=== THE DATA ===

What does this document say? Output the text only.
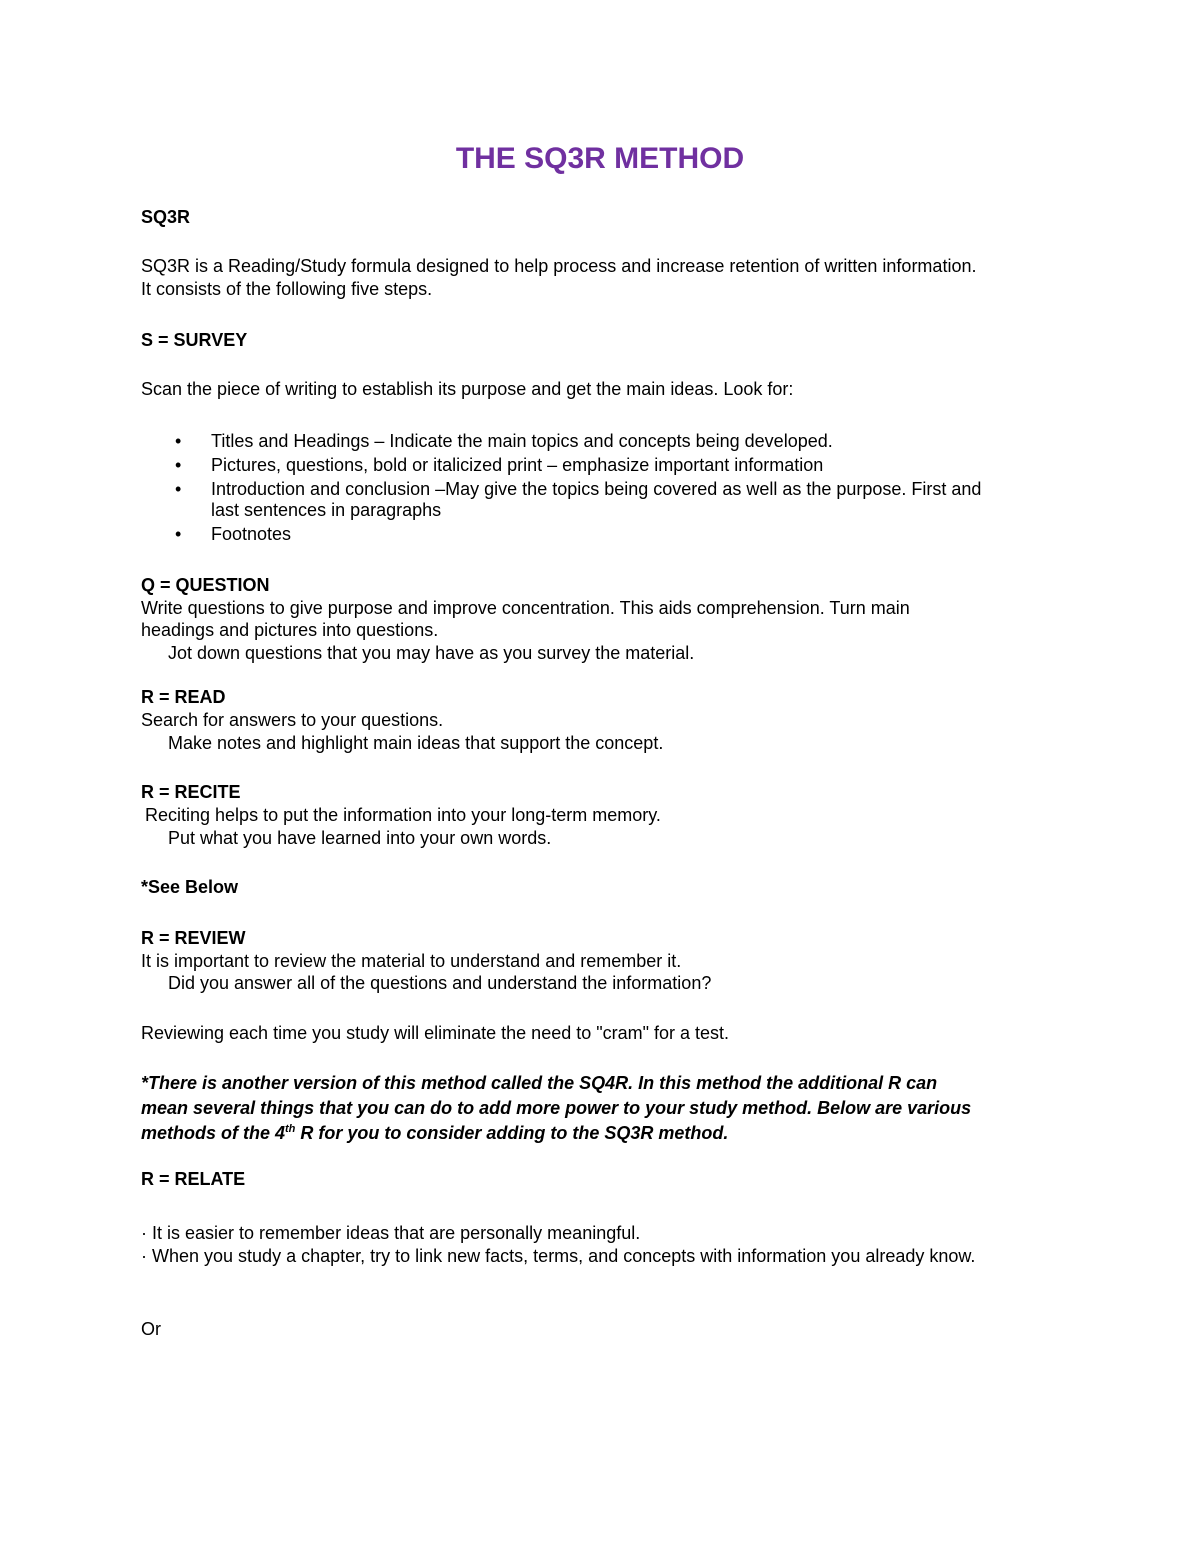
THE SQ3R METHOD
SQ3R
SQ3R is a Reading/Study formula designed to help process and increase retention of written information.
It consists of the following five steps.
S = SURVEY
Scan the piece of writing to establish its purpose and get the main ideas. Look for:
• Titles and Headings – Indicate the main topics and concepts being developed.
• Pictures, questions, bold or italicized print – emphasize important information
• Introduction and conclusion –May give the topics being covered as well as the purpose. First and
last sentences in paragraphs
• Footnotes
Q = QUESTION
Write questions to give purpose and improve concentration. This aids comprehension. Turn main
headings and pictures into questions.
Jot down questions that you may have as you survey the material.
R = READ
Search for answers to your questions.
Make notes and highlight main ideas that support the concept.
R = RECITE
Reciting helps to put the information into your long-term memory.
Put what you have learned into your own words.
*See Below
R = REVIEW
It is important to review the material to understand and remember it.
Did you answer all of the questions and understand the information?
Reviewing each time you study will eliminate the need to "cram" for a test.
*There is another version of this method called the SQ4R. In this method the additional R can
mean several things that you can do to add more power to your study method. Below are various
methods of the 4th R for you to consider adding to the SQ3R method.
R = RELATE
· It is easier to remember ideas that are personally meaningful.
· When you study a chapter, try to link new facts, terms, and concepts with information you already know.
Or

===

_CHALLENGE_. The word "concepts" appears in how many lines of the records? Give the number only.

_TASK OUTPUT_. 2